**What you need to do**.
Find each line with the string "content" and copy it.

**Material**.
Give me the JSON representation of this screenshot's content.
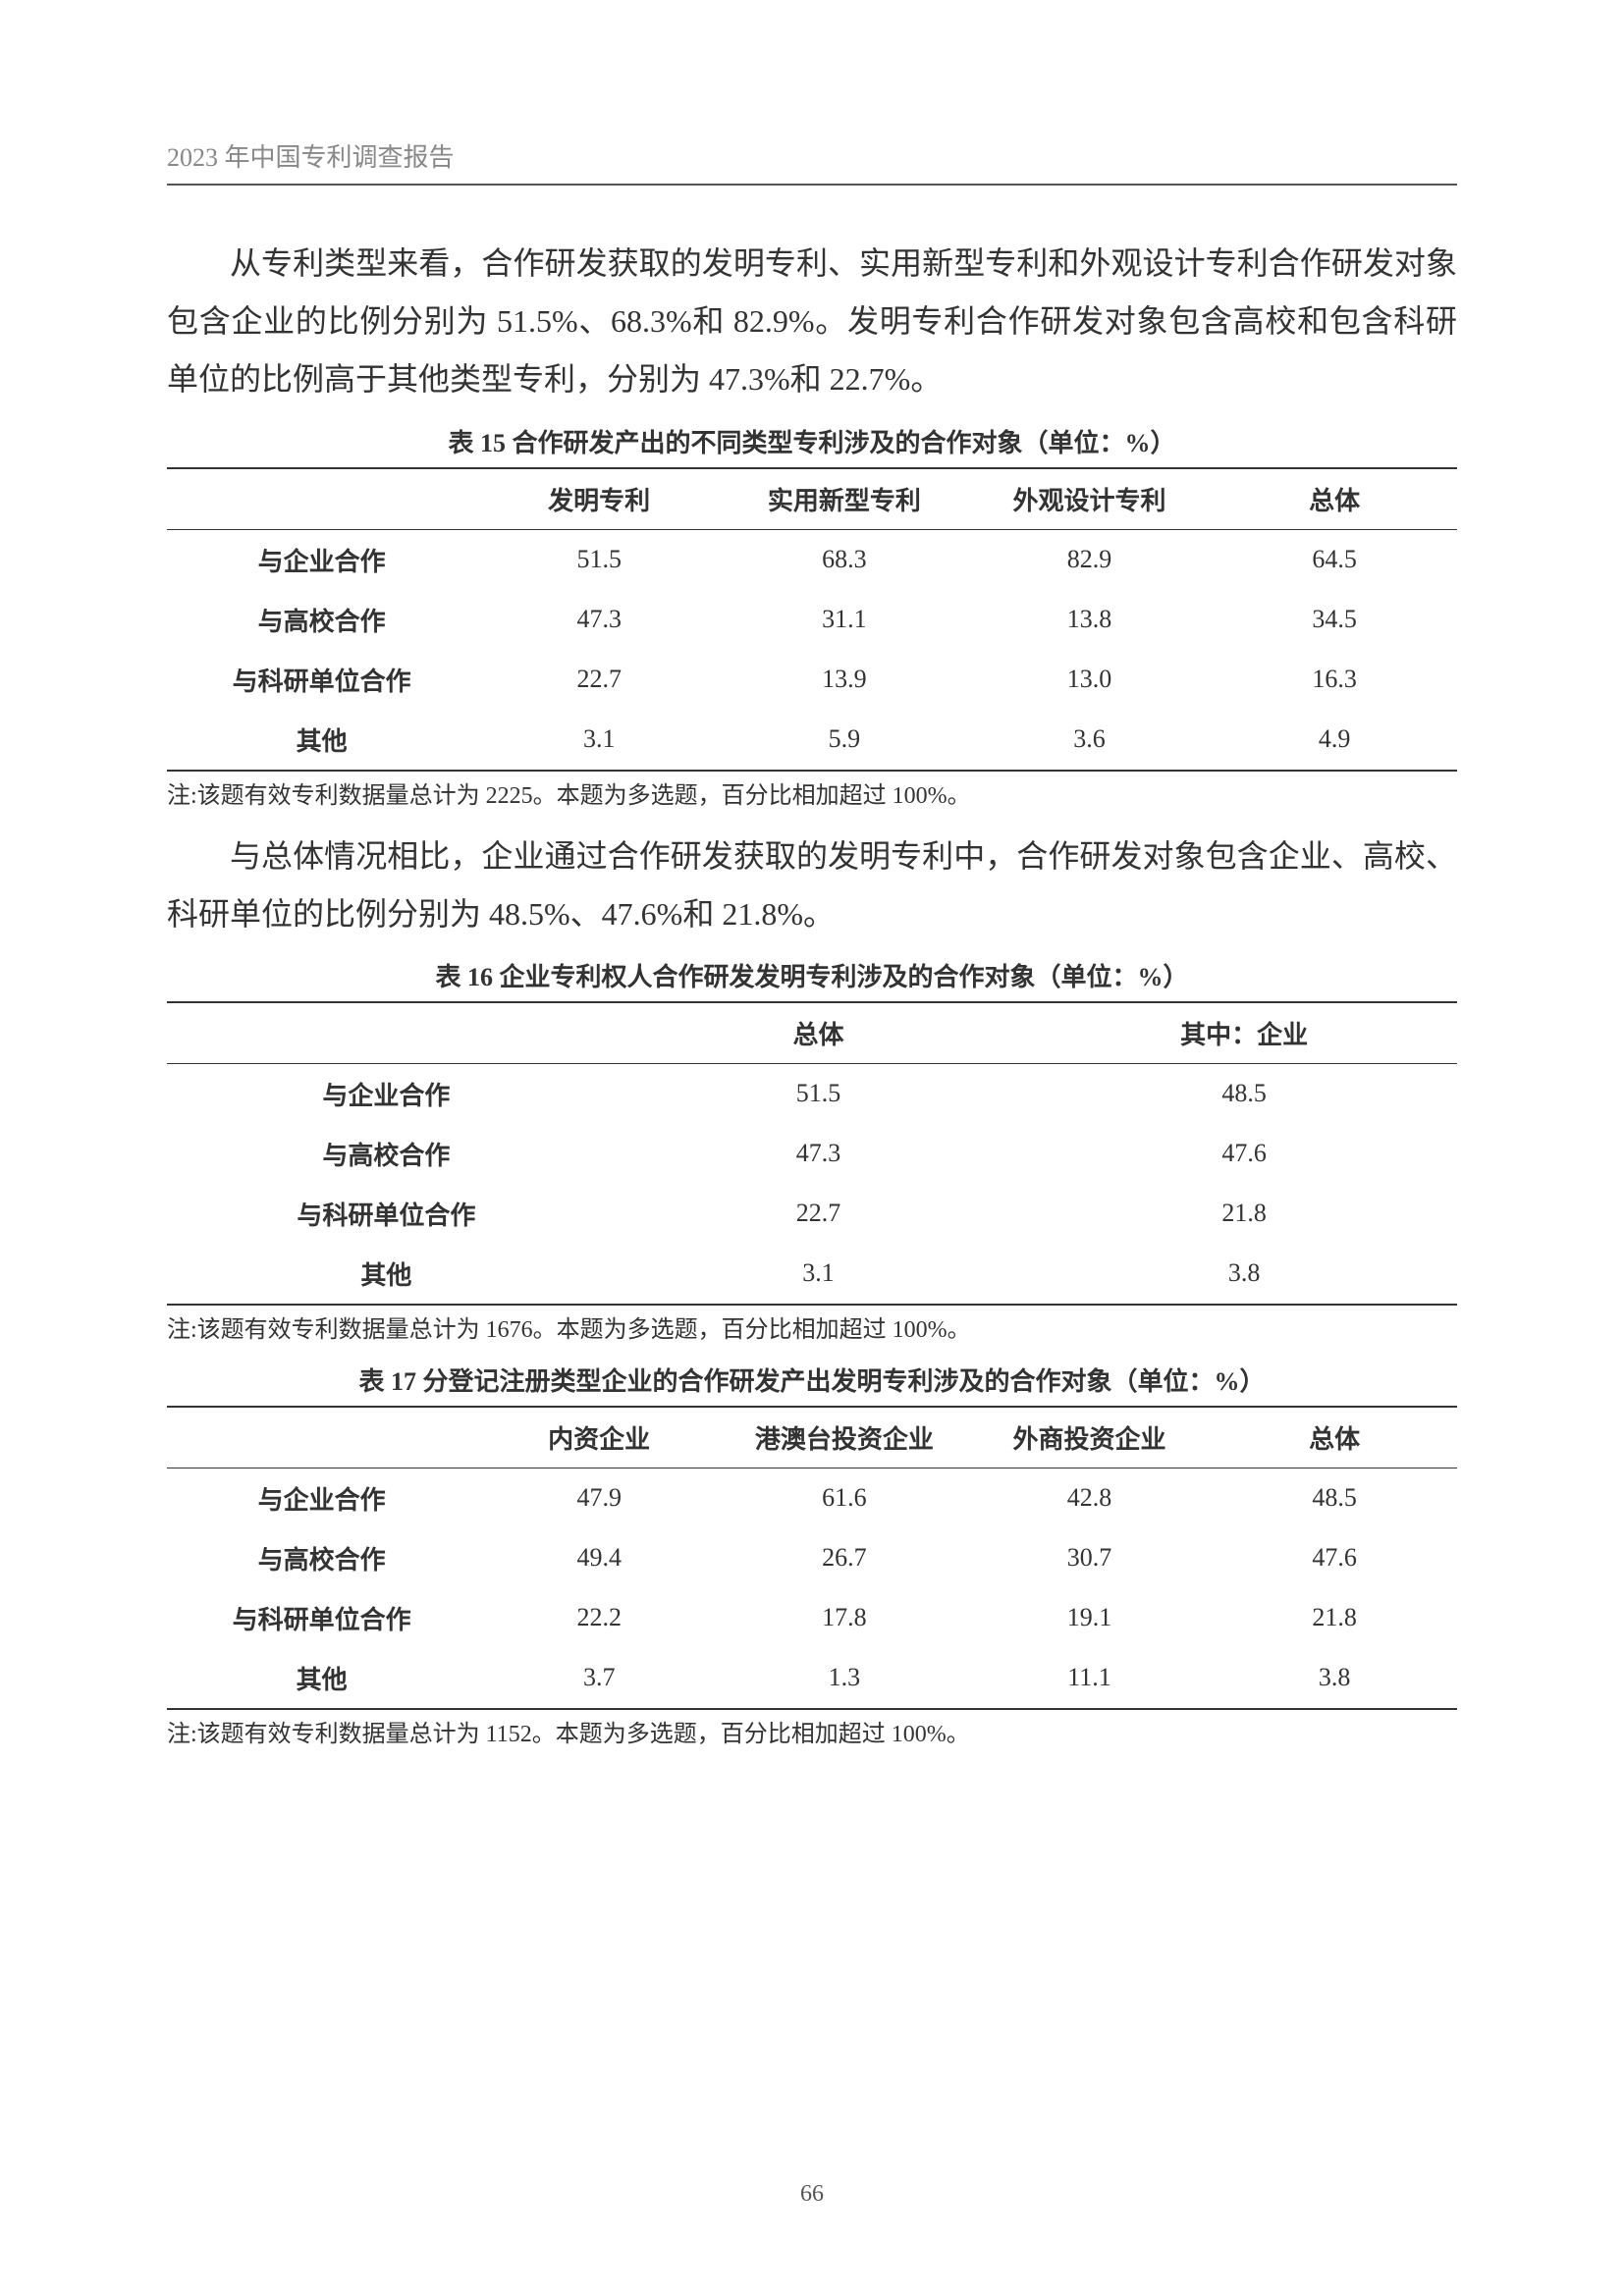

==

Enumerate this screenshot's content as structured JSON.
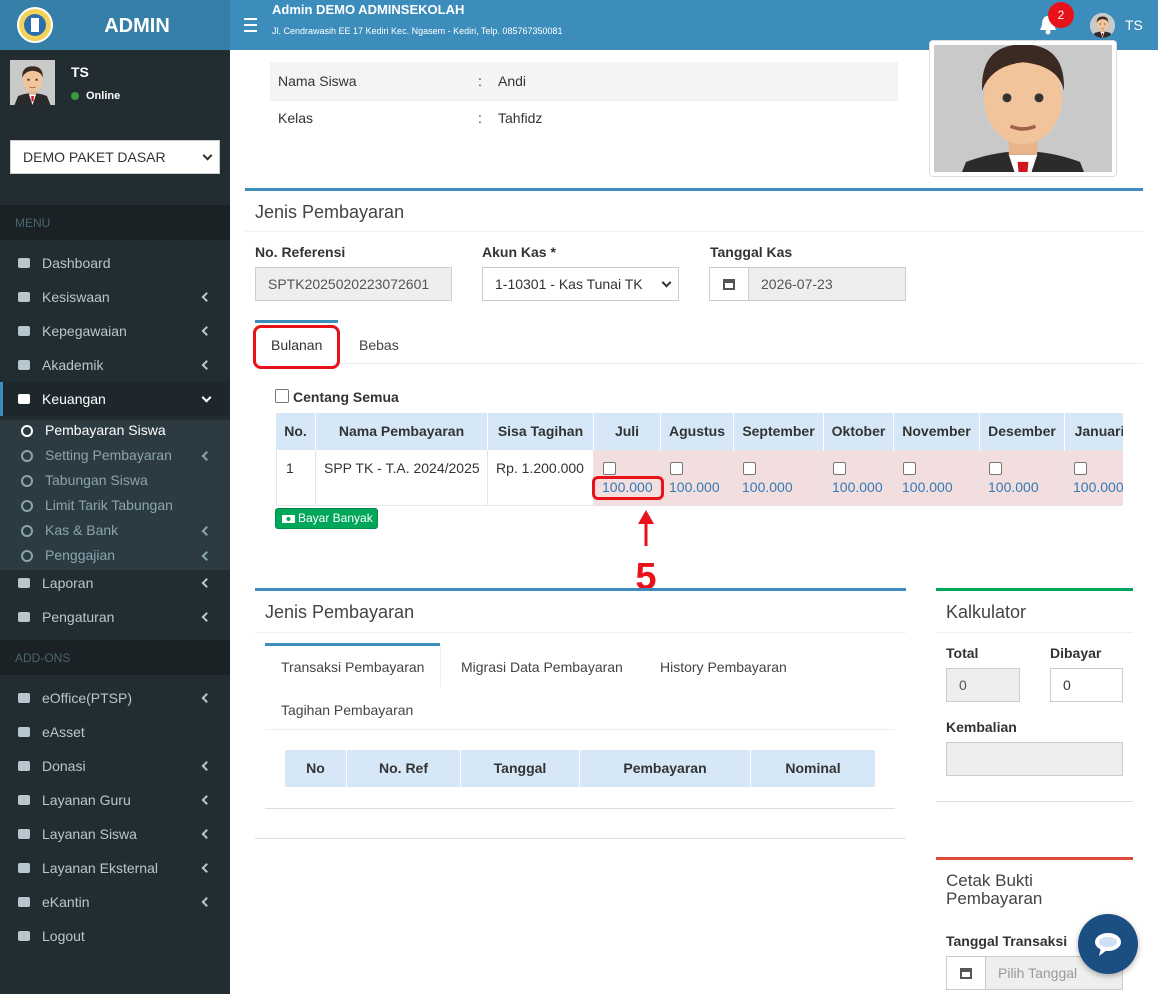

* * *

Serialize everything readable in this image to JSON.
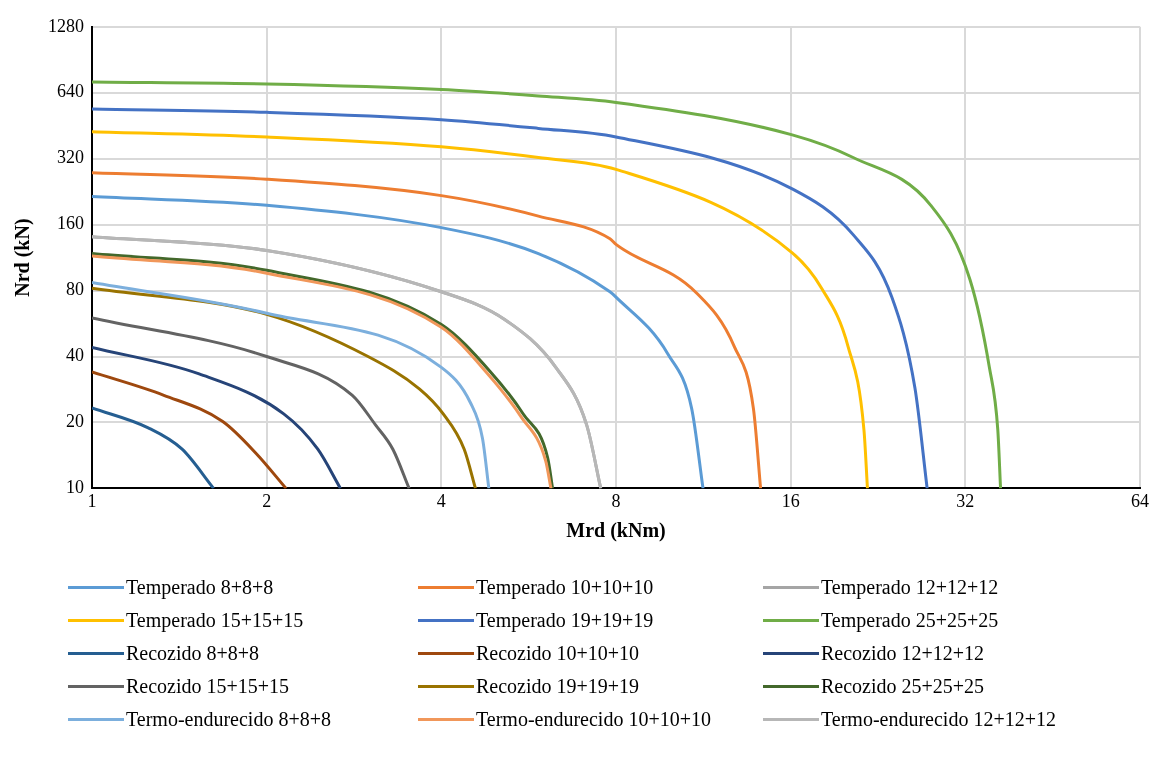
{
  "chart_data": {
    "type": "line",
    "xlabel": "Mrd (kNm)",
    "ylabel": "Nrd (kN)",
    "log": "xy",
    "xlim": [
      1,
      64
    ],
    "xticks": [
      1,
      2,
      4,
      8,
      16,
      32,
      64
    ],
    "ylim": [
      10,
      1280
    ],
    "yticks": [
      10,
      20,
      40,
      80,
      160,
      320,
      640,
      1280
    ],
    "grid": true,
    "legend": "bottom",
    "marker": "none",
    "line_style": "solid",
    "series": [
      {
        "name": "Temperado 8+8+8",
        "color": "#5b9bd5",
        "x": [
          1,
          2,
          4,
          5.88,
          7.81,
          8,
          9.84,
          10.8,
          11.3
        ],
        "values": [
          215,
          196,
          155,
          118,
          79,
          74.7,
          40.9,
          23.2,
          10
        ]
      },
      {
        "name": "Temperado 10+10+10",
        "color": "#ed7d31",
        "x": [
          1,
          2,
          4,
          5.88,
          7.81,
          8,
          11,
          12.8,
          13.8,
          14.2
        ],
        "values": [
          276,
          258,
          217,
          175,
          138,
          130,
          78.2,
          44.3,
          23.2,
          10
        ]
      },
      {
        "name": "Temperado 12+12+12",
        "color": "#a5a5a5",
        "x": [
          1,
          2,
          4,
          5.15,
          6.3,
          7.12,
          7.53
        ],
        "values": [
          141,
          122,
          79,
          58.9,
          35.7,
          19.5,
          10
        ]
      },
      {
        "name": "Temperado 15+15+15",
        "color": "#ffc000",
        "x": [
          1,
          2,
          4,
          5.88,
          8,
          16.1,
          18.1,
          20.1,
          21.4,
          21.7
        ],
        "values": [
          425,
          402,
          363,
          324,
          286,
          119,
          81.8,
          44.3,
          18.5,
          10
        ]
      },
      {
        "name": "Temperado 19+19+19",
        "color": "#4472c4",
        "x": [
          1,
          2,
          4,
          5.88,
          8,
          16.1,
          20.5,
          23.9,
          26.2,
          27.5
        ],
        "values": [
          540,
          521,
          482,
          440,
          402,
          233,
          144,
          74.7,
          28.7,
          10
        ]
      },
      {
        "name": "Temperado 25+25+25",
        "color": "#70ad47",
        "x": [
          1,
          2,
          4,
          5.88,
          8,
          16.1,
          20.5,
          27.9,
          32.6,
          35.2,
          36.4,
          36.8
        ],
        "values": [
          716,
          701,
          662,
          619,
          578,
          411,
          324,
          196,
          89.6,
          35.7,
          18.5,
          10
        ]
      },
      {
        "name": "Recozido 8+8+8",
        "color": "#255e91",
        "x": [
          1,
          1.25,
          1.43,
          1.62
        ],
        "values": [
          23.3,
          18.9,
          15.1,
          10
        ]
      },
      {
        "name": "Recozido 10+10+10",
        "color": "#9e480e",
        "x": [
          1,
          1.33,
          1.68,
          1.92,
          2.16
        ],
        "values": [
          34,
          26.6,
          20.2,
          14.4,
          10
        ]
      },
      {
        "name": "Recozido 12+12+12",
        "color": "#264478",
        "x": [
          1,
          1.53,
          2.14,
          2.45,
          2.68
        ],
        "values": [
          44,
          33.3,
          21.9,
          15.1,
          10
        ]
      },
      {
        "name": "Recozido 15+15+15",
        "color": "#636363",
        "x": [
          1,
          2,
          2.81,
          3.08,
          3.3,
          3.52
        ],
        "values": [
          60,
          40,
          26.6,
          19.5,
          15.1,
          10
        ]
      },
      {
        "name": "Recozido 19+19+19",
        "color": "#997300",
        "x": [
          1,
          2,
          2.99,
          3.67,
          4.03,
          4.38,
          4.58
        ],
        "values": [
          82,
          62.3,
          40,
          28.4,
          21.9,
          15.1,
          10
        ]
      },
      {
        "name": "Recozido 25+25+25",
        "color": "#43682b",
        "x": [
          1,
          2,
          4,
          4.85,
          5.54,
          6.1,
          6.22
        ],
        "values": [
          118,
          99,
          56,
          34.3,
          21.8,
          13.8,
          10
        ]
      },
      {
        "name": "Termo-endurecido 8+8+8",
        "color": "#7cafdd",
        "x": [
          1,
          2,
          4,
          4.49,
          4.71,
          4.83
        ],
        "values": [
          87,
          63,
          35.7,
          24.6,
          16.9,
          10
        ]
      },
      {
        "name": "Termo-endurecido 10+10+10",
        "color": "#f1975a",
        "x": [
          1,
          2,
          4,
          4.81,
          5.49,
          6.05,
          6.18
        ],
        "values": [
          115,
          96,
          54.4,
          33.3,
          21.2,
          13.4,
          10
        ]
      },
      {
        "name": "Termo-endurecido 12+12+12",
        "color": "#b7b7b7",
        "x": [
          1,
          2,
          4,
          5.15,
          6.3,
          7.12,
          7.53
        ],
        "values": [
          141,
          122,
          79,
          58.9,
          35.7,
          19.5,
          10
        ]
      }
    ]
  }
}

**Output of the exercise**.
Give me the JSON representation of this screenshot's content.
Enumerate this screenshot's content as structured JSON.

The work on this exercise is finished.